▸ Task prompt
Transcribe the records that follow, preserving every word.

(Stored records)
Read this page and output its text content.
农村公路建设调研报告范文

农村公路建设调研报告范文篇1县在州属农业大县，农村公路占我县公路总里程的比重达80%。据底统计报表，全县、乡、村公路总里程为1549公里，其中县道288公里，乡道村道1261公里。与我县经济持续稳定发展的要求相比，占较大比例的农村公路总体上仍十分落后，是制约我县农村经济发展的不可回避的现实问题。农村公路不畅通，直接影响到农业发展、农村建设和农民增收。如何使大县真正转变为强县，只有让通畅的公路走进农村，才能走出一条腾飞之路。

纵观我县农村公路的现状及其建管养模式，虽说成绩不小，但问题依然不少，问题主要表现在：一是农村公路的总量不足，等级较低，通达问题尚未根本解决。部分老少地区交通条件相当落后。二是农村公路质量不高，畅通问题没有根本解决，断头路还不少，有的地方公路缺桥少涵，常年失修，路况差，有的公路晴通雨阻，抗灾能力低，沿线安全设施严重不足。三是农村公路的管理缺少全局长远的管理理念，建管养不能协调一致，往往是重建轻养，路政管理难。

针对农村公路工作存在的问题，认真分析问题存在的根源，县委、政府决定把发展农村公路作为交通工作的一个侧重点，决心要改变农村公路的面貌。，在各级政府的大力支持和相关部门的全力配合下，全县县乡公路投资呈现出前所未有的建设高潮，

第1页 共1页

▸ Solution to the exercise
Read this page and output its text content.
农村公路建设调研报告范文

农村公路建设调研报告范文篇1县在州属农业大县，农村公路占我县公路总里程的比重达80%。据底统计报表，全县、乡、村公路总里程为1549公里，其中县道288公里，乡道村道1261公里。与我县经济持续稳定发展的要求相比，占较大比例的农村公路总体上仍十分落后，是制约我县农村经济发展的不可回避的现实问题。农村公路不畅通，直接影响到农业发展、农村建设和农民增收。如何使大县真正转变为强县，只有让通畅的公路走进农村，才能走出一条腾飞之路。

纵观我县农村公路的现状及其建管养模式，虽说成绩不小，但问题依然不少，问题主要表现在：一是农村公路的总量不足，等级较低，通达问题尚未根本解决。部分老少地区交通条件相当落后。二是农村公路质量不高，畅通问题没有根本解决，断头路还不少，有的地方公路缺桥少涵，常年失修，路况差，有的公路晴通雨阻，抗灾能力低，沿线安全设施严重不足。三是农村公路的管理缺少全局长远的管理理念，建管养不能协调一致，往往是重建轻养，路政管理难。

针对农村公路工作存在的问题，认真分析问题存在的根源，县委、政府决定把发展农村公路作为交通工作的一个侧重点，决心要改变农村公路的面貌。，在各级政府的大力支持和相关部门的全力配合下，全县县乡公路投资呈现出前所未有的建设高潮，

第1页 共1页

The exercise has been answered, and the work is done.